Bugünlerde Ankara’da astsubay eşi olan başörtülü bir öğretmenin maruz kaldığı ayrımcılık ve baskıya şahit oluyoruz. Mağdur öğretmen sadece başörtülü olduğu gerekçesi ile TSK tarafından “çağdışı” ilan edilmiştir. Yasakçı zihniyet adeta yeniden hortlamış, mağdur öğretmenin dışarıda başörtüsü ile varlık gösterebildiği bir özgürlük ortamını evinin kapısı önünde bitirmeye ahdetmiştir. Mağdur eşe kimlik kartı verilmemesi sebebiyle eş kendi ikametine giriş yapamamakta, hergün nizamiye girişinde bekletilmektedir. Eşin evine girişleri engellenip, bir misafir gibi kaydı tutularak, bazen refakatçi nezaretinde giriş yapabilmesi ayrımcılık yasağına açıkça aykırı davranılmasıdır. Ayrıca bu tutum kadına karşı şiddetin tüm yasal düzenlemelere rağmen idarece uygulandığı esef verici bir örnektir.
Mağdur öğretmenin akıllı askeri kimlik kartı için yaptığı başvuru TSK Akıllı Kart Yönergesinin ilgili hükmü gereğince red edilmiştir. Buna göre; MY 88-1 TSK Akıllı Kart Yönergesinin 3. Bölüm 4. Madde 3. Bendinde yer alan “ Çağdaş olmayan, İnkılap Kanunlarına aykırı, siyasi veya dini bir ideolojiyi belirleyen kılık/kıyafetle çekilmiş fotoğraflar kullanılamaz ve yüzün tamamı açıkta olacak, iki kulak ve alın açıkça görülecektir.” hükmü gereğince mağdura askeri kimlik kartı verilmemekte, tabi hakkı olan ikametine erişiminde problemler çıkarılmakta, benzer statüdeki personelin hiçbir problem yaşamadığı sosyal ve diğer hizmetlere ulaşması eşitlik ve ayrımcılık yasağına aykırı bir şekilde engellenmektedir. Oysa bu yönerge hükmü, Anayasa ve uluslararası sözleşmeler tarafından güvence altına alınan Din ve Vicdan Özgürlüğü başta olmak üzere insan haklarının ihlalidir ve Türk Ceza Kanunu gereğince suç teşkil etmektedir.

(Sağlanan veriler):

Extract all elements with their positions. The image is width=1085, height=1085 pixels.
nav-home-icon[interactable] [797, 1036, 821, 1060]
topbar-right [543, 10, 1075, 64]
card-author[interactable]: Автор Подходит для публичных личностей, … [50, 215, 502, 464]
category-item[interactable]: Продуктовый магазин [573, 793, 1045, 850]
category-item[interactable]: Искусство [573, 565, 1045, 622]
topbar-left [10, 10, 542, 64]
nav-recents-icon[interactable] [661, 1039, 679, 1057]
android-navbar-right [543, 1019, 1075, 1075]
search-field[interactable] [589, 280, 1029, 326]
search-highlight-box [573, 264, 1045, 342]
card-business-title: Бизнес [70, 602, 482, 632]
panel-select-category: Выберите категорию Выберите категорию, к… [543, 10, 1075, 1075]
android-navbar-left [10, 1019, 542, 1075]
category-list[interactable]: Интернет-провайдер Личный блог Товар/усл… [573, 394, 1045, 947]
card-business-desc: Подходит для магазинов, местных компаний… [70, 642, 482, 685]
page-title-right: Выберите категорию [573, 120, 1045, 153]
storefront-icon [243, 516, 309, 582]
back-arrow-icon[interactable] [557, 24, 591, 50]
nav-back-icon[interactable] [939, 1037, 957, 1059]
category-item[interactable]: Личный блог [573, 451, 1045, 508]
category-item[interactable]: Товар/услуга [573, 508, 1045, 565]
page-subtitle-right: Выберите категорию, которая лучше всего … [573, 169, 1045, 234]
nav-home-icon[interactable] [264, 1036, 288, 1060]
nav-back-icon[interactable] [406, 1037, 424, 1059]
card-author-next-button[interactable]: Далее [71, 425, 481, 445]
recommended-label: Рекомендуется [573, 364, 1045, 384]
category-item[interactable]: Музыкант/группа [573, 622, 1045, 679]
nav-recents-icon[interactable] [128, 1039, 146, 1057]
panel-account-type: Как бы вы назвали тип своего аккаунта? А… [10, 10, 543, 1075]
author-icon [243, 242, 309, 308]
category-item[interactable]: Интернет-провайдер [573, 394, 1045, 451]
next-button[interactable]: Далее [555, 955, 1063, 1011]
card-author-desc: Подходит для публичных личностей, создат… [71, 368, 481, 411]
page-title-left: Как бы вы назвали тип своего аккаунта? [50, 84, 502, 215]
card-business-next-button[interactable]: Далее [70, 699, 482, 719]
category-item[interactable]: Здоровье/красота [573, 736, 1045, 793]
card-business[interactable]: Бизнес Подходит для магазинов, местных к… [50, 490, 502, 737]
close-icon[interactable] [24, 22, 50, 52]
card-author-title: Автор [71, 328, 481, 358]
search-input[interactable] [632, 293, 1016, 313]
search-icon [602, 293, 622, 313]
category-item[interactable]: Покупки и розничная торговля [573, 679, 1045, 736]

(Yapılacaklar):
1. Başörtülü öğretmene yönelik ayrımcılığı anlatan metne göre, öğretmenin akıllı askeri kimlik kartı başvurusu hangi yönergenin hangi hükmü gereğince reddedilmiştir?
2. Başörtülü öğretmene yönelik ayrımcılığı anlatan metni son cümlesinden sonra devam ettirin.
Bu işler için kayıtlara başvurmanız gerekmez.

(Cevaplar):
1. MY 88-1 TSK Akıllı Kart Yönergesinin 3. Bölüm 4. Madde 3. Bendi gereğince reddedilmiştir.

2.
Normlar hiyerarşisine göre yok hükmünde olan bu yönerge hükmü, hiçbir hukuki dayanağı olmaksızın Türkiye’de yıllarca devam eden baskıcı ve zorba dönemleri anımsatmaktadır. Yasakçı zihniyetlerin kendini göstermek için adeta fırsat kolladıklarının açık bir göstergesidir. Bu zihniyet, insan hakları ve demokratikleşme sürecinde ciddi mesafeler kateden Türkiye’nin bugüne kadar ki bütün kazanımlarını bir çırpıda silen, karanlık dönemlerin hortlamış hayaleti gibi eşitliğin, adaletin, insan haklarına saygının musallatıdır.
Yönerge hükmünün iptali istemiyle açılan davada Milli Savunma Bakanlığı savunma layihası ile bu zorbalığa gerekçe gösterilen yönerge hükmünü mevzuata ve hukuka uygun olduğunu ileri sürerek savunmuştur. Ve hatta savunmasına delil olarak 28 Şubat döneminde verilen hukuksuz yargı kararlarını emsal göstermiştir. Askeri vesayetle mücadeleyi önemseyen, halkının özgürlük kazanımlarını idealleştiren ve geliştirerek genişleten hükümetin bir organı olarak Milli Savunma Bakanlığı’nın bu tutumu insan hakları ve kadın hakları alanındaki kazanımlarımızı korumak ve baskıcı vesayet dönemleri kurallarına boyun eğmemek adına kabul edilemezdir.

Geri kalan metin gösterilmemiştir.